* GIVEN EXERCISE 1 *
Change the article on the Iran protests by writing out the section starting at "He said that" and ending at "use of firearms.", with "peaceful" swapped for "nonviolent".

========================

3 January 2018 (nCa) – It is dismal yet knowable: 2018 has started with a mix of usual and fresh pressures on Central Asia.
President Trump, between his New Year festivities at Mar-a-Lago and a morning round of golf, took to Twitter:
“Iran is failing at every level despite the terrible deal made with them by the Obama Administration.”
“The great Iranian people have been repressed for many years. They are hungry for food & for freedom. Along with human rights, the wealth of Iran is being looted.”
“Oppressive regimes cannot endure forever, and the day will come when the Iranian people will face a choice.”
Trump, who has made 1057 false claims since taking over as the president of the USA – about three untruths every day – was clearly trying to use Iran as a movable piece on the game board.
However, history is witness to the fact that while Iran can sometimes be used as a movable piece, it is also capable of changing the game.
What is alarming is that the twitter rants of Trump are acknowledged as the official statements of POTUS. The accumulated weight of his late night tweets is showing the first signs of where he would lead the world.
An irresponsible and unwise president in the White House is a new kind of pressure for Central Asia.
Iran is in chaos. The protests that started last week to voice complaints against unemployment have turned violent and political.
As of Tuesday, some 20 people had died and about 450 taken into custody in Tehran.
The supreme leader of Iran, Ayatollah Khamnei, said on Tuesday, “In recent days, enemies of Iran used different tools including cash, weapons, politics and intelligence apparatus to create troubles for the Islamic Republic.”
He said that he would address the nation about the events “when the time is right.”
President Rouhani has said that everyone has the right to protest but the display of dissent must be peaceful. He was speaking in the backdrop of the information that some of the protestors were armed and at least some of the deaths may have occurred because of their use of firearms.
Rouhani also took a somewhat defiant stance against the spiritual leadership when he said, “People on the streets do not ask for bread and water, but for more freedom.”
Nevertheless, he also said, “Our great nation has witnessed a number of similar incidents in the past and has comfortably dealt with them. This is nothing.”

========================

* GIVEN EXERCISE 2 *
Repeat the data items verbatim, starting at the first one and ending at the line that contains "769, 352, 785]".

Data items
========================

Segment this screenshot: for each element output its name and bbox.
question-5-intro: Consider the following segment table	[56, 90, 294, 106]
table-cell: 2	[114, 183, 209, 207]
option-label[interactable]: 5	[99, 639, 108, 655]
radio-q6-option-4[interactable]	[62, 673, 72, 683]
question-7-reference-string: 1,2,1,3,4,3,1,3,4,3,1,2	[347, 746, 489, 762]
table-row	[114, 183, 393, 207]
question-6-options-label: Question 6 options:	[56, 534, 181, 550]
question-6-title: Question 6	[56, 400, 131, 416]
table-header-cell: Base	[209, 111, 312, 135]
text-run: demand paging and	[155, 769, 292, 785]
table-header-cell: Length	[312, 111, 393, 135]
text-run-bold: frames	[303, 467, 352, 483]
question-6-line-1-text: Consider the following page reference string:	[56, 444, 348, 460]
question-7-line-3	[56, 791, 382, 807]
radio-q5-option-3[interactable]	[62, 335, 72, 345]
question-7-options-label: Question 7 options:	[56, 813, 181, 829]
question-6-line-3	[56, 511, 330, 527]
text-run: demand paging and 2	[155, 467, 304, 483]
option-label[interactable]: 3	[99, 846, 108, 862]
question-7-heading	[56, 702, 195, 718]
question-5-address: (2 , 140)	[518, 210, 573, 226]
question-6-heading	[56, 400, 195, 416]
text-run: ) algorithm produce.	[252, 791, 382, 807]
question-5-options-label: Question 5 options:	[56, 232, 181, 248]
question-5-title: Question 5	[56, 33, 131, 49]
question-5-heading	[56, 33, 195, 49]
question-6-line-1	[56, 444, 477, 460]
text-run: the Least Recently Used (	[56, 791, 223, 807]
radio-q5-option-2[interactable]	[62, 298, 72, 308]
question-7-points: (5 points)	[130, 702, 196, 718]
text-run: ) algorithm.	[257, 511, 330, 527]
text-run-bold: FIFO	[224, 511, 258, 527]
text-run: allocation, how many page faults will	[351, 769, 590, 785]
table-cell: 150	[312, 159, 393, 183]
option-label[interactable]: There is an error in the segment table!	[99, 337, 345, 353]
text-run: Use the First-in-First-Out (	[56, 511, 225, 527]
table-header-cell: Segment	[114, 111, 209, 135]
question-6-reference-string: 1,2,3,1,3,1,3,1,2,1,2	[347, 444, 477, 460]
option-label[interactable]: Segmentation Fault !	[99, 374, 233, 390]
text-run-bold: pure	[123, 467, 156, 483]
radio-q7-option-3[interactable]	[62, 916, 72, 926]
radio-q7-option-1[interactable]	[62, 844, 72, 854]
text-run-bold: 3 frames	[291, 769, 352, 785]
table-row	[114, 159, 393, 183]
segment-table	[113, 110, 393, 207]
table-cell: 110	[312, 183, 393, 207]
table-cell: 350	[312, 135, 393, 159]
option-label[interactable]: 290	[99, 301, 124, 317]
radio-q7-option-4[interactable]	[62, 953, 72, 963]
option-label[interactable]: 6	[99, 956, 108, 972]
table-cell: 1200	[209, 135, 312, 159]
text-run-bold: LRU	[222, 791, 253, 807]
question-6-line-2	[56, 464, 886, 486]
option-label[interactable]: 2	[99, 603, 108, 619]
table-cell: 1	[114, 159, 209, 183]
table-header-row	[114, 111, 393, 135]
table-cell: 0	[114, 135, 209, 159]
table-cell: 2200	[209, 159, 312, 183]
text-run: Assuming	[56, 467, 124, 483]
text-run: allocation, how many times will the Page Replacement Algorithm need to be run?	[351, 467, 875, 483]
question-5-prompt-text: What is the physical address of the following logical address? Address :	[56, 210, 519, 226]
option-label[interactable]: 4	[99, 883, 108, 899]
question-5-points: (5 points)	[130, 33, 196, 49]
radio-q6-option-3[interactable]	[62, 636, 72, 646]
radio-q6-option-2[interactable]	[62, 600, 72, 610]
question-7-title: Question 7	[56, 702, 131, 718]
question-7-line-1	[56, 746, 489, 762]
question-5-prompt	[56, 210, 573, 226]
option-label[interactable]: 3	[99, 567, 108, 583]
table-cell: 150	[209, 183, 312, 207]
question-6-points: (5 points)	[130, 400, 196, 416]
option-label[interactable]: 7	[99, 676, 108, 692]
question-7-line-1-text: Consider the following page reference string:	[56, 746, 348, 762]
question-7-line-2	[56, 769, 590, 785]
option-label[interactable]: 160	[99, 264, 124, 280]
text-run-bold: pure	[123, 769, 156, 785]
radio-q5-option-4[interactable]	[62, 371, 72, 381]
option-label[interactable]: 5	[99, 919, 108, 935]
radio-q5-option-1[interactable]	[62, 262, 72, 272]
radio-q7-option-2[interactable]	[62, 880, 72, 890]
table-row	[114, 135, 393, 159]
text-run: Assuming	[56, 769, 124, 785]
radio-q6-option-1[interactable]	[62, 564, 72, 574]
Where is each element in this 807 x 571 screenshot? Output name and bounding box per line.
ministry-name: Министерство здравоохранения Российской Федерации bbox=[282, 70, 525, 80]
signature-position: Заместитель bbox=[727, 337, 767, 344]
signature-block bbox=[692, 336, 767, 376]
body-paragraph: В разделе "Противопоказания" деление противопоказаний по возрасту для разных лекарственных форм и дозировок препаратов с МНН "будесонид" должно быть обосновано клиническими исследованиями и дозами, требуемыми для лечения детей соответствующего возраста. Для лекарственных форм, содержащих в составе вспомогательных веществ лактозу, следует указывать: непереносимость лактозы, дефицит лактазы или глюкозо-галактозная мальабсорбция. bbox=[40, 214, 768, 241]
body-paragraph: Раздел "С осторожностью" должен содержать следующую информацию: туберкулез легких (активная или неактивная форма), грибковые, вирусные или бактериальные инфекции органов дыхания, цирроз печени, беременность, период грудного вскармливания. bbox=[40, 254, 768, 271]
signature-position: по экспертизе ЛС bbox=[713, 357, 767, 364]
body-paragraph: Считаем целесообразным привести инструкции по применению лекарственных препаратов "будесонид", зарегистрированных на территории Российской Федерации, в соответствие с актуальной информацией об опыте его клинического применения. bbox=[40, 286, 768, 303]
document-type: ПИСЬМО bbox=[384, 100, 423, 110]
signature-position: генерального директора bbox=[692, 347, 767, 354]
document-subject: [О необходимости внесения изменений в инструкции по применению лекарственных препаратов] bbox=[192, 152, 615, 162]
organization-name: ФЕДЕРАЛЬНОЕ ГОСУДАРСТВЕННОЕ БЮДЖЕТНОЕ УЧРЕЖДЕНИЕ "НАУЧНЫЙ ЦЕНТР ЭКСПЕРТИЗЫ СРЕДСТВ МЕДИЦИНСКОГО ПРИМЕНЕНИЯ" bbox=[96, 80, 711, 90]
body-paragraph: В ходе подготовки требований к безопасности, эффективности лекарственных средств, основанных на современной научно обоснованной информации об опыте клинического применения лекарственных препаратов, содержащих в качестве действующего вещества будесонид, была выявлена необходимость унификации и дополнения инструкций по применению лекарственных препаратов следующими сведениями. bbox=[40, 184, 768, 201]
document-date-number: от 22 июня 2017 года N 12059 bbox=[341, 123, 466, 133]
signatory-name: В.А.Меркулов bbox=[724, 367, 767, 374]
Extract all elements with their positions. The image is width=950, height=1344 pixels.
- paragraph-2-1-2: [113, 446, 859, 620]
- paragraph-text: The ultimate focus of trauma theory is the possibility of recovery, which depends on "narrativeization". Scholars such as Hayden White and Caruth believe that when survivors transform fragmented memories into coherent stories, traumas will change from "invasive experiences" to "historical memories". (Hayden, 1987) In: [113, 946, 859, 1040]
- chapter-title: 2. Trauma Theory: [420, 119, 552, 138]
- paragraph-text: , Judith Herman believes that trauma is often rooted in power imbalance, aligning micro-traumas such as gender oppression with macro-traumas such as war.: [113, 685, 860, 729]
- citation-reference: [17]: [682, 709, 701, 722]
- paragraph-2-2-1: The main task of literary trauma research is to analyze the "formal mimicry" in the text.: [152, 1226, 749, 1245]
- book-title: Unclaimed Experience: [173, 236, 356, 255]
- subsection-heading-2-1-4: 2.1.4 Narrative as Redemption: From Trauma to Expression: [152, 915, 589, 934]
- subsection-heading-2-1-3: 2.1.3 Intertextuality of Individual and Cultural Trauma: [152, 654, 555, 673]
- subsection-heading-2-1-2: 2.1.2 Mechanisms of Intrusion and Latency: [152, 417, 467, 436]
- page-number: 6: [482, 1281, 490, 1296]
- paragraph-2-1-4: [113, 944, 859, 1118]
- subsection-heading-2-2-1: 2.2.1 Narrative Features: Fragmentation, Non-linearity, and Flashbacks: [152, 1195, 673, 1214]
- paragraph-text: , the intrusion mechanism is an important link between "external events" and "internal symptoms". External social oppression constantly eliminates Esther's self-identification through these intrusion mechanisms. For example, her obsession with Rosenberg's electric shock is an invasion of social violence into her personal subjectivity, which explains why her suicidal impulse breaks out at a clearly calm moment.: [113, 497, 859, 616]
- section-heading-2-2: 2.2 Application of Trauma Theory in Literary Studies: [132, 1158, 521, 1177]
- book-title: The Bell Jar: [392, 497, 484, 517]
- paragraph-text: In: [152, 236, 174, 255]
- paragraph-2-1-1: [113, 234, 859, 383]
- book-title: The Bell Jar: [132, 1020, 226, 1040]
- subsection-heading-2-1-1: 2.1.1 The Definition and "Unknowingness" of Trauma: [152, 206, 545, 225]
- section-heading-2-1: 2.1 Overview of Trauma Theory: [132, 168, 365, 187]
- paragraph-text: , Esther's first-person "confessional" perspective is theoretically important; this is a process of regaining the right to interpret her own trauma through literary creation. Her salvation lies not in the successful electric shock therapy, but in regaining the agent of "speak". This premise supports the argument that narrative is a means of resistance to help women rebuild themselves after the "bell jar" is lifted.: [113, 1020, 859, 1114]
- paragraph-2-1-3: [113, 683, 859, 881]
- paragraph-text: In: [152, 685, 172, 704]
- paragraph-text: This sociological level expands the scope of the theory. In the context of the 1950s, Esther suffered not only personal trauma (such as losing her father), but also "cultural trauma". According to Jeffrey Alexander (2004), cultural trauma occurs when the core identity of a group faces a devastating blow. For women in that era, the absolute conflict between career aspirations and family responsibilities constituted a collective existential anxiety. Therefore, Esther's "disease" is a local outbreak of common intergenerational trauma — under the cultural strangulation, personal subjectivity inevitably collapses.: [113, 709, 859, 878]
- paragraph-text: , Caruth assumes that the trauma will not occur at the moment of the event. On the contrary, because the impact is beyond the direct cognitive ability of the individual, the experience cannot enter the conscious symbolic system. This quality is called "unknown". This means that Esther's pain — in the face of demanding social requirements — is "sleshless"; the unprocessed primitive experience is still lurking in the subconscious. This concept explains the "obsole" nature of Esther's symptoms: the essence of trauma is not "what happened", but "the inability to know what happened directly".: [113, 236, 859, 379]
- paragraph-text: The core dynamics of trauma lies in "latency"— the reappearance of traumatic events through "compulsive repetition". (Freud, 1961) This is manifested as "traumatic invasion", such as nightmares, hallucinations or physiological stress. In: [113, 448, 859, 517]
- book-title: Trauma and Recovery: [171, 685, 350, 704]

========================

* RIGHT ANSWER 1 *
He said that he would address the nation about the events “when the time is right.”
President Rouhani has said that everyone has the right to protest but the display of dissent must be nonviolent. He was speaking in the backdrop of the information that some of the protestors were armed and at least some of the deaths may have occurred because of their use of firearms.

* RIGHT ANSWER 2 *
Segment this screenshot: for each element output its name and bbox.
question-5-intro: Consider the following segment table	[56, 90, 294, 106]
table-cell: 2	[114, 183, 209, 207]
option-label[interactable]: 5	[99, 639, 108, 655]
radio-q6-option-4[interactable]	[62, 673, 72, 683]
question-7-reference-string: 1,2,1,3,4,3,1,3,4,3,1,2	[347, 746, 489, 762]
table-row	[114, 183, 393, 207]
question-6-options-label: Question 6 options:	[56, 534, 181, 550]
question-6-title: Question 6	[56, 400, 131, 416]
table-header-cell: Base	[209, 111, 312, 135]
text-run: demand paging and	[155, 769, 292, 785]
table-header-cell: Length	[312, 111, 393, 135]
text-run-bold: frames	[303, 467, 352, 483]
question-6-line-1-text: Consider the following page reference string:	[56, 444, 348, 460]
question-7-line-3	[56, 791, 382, 807]
radio-q5-option-3[interactable]	[62, 335, 72, 345]
question-7-options-label: Question 7 options:	[56, 813, 181, 829]
question-6-line-3	[56, 511, 330, 527]
text-run: demand paging and 2	[155, 467, 304, 483]
option-label[interactable]: 3	[99, 846, 108, 862]
question-7-heading	[56, 702, 195, 718]
question-5-address: (2 , 140)	[518, 210, 573, 226]
question-6-heading	[56, 400, 195, 416]
text-run: ) algorithm produce.	[252, 791, 382, 807]
question-5-options-label: Question 5 options:	[56, 232, 181, 248]
question-5-title: Question 5	[56, 33, 131, 49]
question-5-heading	[56, 33, 195, 49]
question-6-line-1	[56, 444, 477, 460]
text-run: the Least Recently Used (	[56, 791, 223, 807]
radio-q5-option-2[interactable]	[62, 298, 72, 308]
question-7-points: (5 points)	[130, 702, 196, 718]
text-run: ) algorithm.	[257, 511, 330, 527]
text-run-bold: FIFO	[224, 511, 258, 527]
text-run: allocation, how many page faults will	[351, 769, 590, 785]
table-cell: 150	[312, 159, 393, 183]
option-label[interactable]: There is an error in the segment table!	[99, 337, 345, 353]
text-run: Use the First-in-First-Out (	[56, 511, 225, 527]
table-header-cell: Segment	[114, 111, 209, 135]
question-6-reference-string: 1,2,3,1,3,1,3,1,2,1,2	[347, 444, 477, 460]
option-label[interactable]: Segmentation Fault !	[99, 374, 233, 390]
text-run-bold: pure	[123, 467, 156, 483]
radio-q7-option-3[interactable]	[62, 916, 72, 926]
radio-q7-option-1[interactable]	[62, 844, 72, 854]
text-run-bold: 3 frames	[291, 769, 352, 785]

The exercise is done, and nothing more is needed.